==== GIVEN INFORMATION ====

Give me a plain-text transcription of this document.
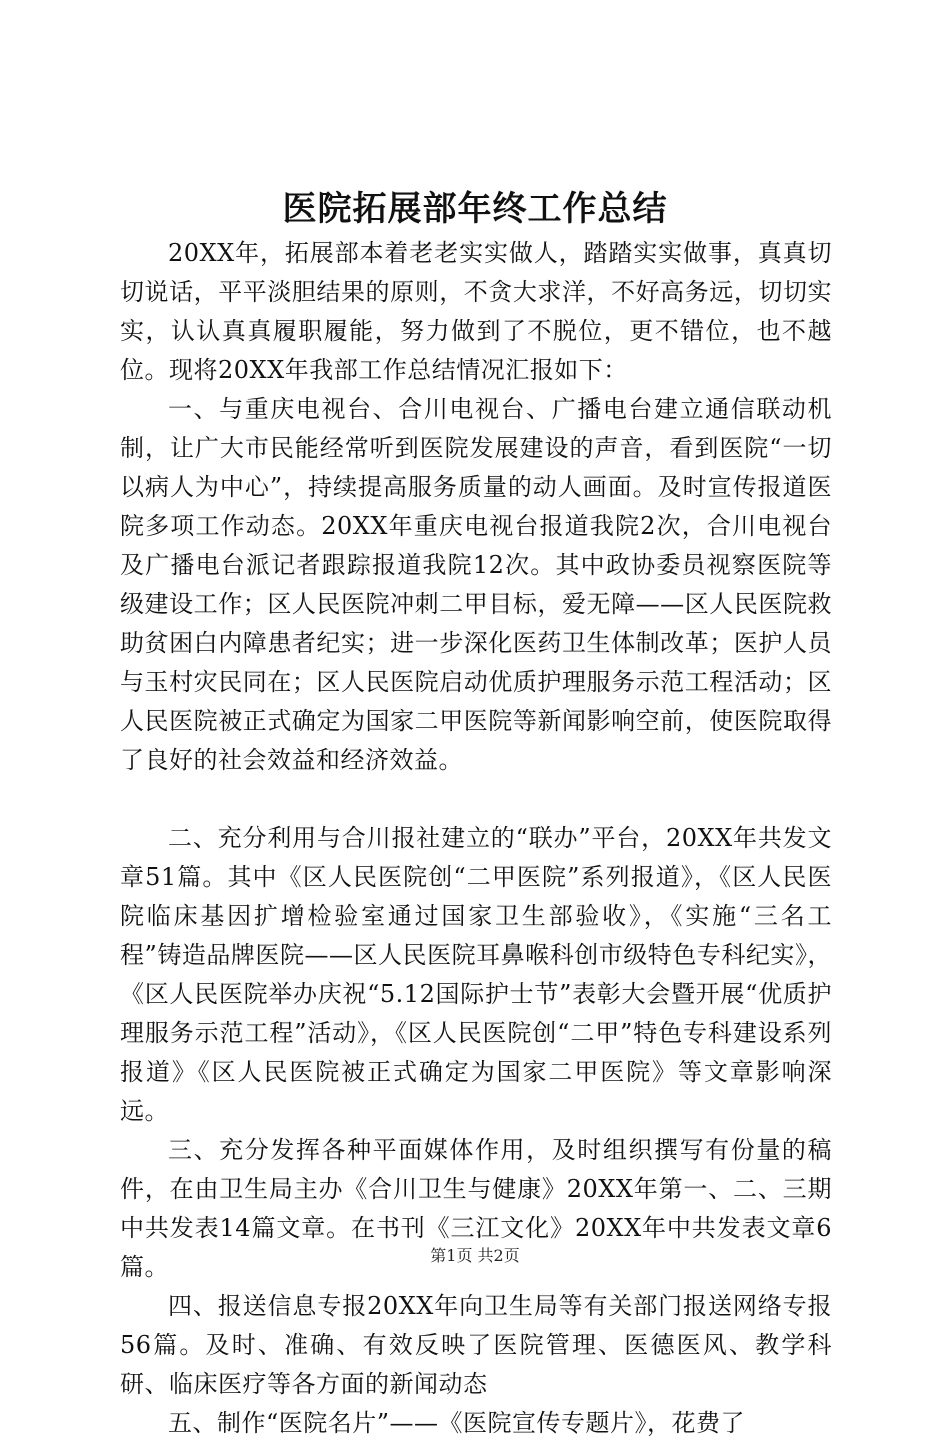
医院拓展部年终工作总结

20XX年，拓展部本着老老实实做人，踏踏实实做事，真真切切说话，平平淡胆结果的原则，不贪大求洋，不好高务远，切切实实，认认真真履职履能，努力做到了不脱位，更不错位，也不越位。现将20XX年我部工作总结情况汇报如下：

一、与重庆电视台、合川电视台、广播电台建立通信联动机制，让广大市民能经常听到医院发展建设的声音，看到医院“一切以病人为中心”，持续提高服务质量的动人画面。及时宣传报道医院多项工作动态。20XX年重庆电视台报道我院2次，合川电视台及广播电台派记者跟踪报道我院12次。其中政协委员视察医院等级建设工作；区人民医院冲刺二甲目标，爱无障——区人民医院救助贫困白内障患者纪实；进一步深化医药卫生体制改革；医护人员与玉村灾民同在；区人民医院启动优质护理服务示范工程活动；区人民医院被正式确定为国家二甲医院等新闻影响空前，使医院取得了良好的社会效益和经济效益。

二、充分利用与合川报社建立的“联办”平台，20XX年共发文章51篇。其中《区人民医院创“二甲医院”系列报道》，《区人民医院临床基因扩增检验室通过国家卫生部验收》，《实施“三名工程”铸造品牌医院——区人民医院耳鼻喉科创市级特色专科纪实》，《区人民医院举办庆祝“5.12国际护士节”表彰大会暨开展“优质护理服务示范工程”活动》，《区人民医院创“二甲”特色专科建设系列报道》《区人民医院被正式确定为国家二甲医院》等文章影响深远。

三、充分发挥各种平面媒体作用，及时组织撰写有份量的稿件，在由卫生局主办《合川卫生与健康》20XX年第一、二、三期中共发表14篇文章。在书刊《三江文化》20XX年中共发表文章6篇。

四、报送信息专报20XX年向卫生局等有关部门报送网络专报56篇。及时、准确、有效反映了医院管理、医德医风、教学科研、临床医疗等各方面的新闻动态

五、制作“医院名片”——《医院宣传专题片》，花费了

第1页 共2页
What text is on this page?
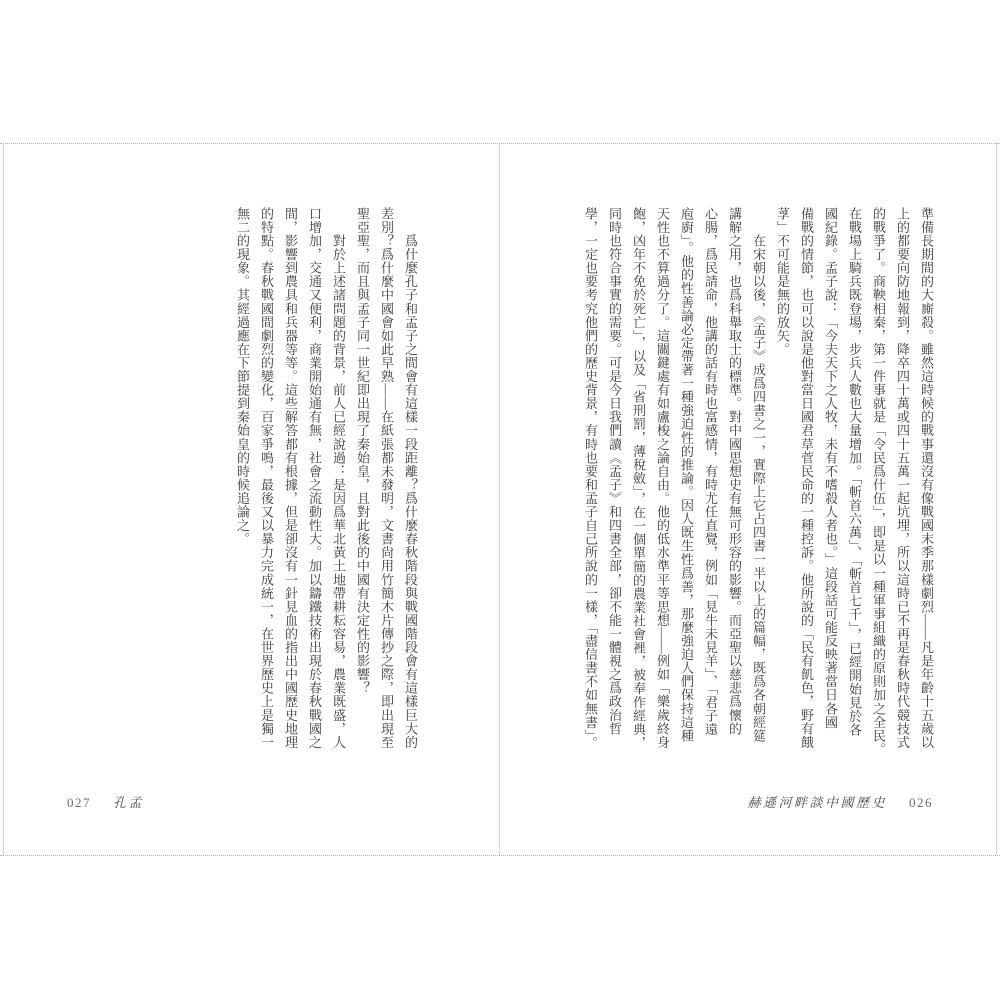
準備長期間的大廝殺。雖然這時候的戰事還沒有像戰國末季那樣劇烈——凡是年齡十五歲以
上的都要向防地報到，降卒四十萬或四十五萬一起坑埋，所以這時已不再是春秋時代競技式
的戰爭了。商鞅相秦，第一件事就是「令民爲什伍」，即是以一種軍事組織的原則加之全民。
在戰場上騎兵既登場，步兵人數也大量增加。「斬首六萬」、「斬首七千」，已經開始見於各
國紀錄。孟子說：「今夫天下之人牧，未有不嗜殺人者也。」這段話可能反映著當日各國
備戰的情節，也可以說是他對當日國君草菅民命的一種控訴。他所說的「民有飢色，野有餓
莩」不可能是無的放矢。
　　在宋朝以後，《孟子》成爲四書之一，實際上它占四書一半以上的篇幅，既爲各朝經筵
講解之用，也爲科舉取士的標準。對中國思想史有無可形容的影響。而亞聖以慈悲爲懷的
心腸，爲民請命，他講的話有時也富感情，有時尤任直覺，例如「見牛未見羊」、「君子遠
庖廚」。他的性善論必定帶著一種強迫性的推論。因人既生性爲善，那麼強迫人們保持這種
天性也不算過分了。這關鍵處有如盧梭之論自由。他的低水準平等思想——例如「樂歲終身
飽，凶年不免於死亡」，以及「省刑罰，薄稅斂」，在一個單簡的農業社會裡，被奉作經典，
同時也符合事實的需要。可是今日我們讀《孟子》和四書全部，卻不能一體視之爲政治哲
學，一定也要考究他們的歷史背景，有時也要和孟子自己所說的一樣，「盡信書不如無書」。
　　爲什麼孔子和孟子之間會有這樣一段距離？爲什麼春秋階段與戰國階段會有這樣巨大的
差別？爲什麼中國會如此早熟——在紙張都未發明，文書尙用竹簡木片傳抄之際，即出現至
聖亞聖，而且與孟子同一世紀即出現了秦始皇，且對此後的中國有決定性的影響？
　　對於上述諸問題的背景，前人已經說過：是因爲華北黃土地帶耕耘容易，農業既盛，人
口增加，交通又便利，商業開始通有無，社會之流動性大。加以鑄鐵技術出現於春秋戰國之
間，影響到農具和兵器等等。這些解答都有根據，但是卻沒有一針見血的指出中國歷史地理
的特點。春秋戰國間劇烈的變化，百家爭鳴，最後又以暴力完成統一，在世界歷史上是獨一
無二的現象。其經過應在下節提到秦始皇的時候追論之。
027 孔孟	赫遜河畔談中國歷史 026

====

# TASK INSTRUCTIONS
Wherever the word "text" occurs in a line of the listing, copy that line.

# RESULT OF THE EXERCISE
Give me a plain-text transcription of this document.
What text is on this page?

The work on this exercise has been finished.